» **Given records**
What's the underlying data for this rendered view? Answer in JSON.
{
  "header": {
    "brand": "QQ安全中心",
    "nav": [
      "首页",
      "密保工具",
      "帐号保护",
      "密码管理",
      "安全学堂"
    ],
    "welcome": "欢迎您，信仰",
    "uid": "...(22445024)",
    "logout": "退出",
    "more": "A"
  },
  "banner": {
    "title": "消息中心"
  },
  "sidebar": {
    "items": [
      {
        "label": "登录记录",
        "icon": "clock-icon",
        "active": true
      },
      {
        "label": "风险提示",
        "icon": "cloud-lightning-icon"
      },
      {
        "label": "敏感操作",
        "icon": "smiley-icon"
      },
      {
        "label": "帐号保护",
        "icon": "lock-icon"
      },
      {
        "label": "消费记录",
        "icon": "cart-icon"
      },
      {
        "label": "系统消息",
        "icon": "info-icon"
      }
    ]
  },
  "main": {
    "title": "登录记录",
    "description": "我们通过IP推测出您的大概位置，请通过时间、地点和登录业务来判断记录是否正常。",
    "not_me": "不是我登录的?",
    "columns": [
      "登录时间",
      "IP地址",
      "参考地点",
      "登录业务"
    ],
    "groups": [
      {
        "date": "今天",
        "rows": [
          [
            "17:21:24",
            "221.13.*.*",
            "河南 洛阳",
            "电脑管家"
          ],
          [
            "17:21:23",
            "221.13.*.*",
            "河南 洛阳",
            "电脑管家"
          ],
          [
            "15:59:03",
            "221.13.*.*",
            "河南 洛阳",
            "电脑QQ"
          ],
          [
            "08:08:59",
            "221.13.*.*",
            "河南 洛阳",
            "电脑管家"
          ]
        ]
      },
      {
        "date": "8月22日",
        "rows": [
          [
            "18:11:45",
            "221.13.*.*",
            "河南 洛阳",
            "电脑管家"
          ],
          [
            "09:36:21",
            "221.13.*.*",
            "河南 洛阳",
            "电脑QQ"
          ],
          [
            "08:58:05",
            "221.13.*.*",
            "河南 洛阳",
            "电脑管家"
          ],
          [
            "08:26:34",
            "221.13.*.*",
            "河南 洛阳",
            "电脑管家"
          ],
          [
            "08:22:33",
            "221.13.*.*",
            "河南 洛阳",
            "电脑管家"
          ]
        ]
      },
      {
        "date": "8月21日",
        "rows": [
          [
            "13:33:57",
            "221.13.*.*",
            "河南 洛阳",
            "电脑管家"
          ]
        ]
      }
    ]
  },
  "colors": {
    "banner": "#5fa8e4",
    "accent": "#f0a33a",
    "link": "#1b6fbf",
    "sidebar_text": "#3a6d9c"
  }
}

» **Exercise**
Search the material above for "label". Pull out each line where it shows up.

» **Exercise answer**
        "label": "登录记录",
        "label": "风险提示",
        "label": "敏感操作",
        "label": "帐号保护",
        "label": "消费记录",
        "label": "系统消息",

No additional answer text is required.